• GOAL OF THE EXERCISE: For each line in the data below that holds "from", return a copy.

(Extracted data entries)
<<<<

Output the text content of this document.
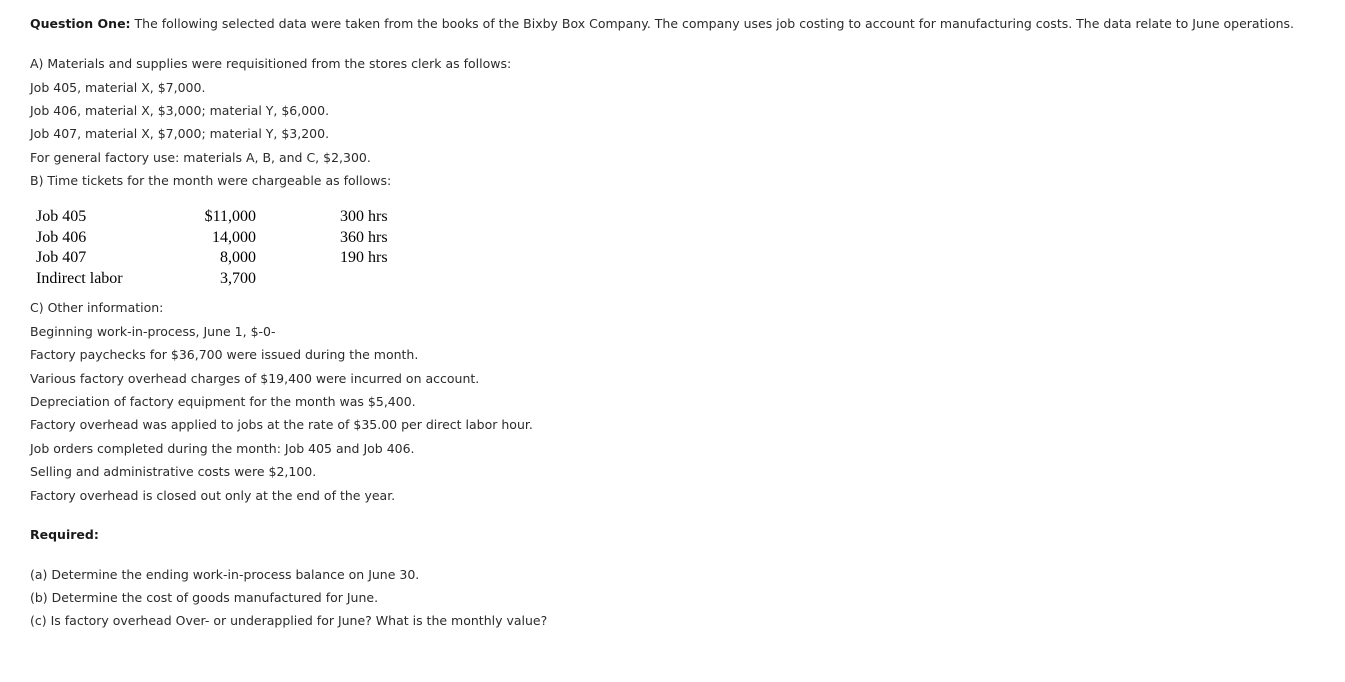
Question One: The following selected data were taken from the books of the Bixby Box Company. The company uses job costing to account for manufacturing costs. The data relate to June operations.
A) Materials and supplies were requisitioned from the stores clerk as follows:
Job 405, material X, $7,000.
Job 406, material X, $3,000; material Y, $6,000.
Job 407, material X, $7,000; material Y, $3,200.
For general factory use: materials A, B, and C, $2,300.
B) Time tickets for the month were chargeable as follows:
Job 405	$11,000		300 hrs
Job 406	14,000		360 hrs
Job 407	8,000		190 hrs
Indirect labor	3,700		
C) Other information:
Beginning work-in-process, June 1, $-0-
Factory paychecks for $36,700 were issued during the month.
Various factory overhead charges of $19,400 were incurred on account.
Depreciation of factory equipment for the month was $5,400.
Factory overhead was applied to jobs at the rate of $35.00 per direct labor hour.
Job orders completed during the month: Job 405 and Job 406.
Selling and administrative costs were $2,100.
Factory overhead is closed out only at the end of the year.
Required:
(a) Determine the ending work-in-process balance on June 30.
(b) Determine the cost of goods manufactured for June.
(c) Is factory overhead Over- or underapplied for June? What is the monthly value?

>>>>

• EXERCISE OUTPUT:
Question One: The following selected data were taken from the books of the Bixby Box Company. The company uses job costing to account for manufacturing costs. The data relate to June operations.
A) Materials and supplies were requisitioned from the stores clerk as follows:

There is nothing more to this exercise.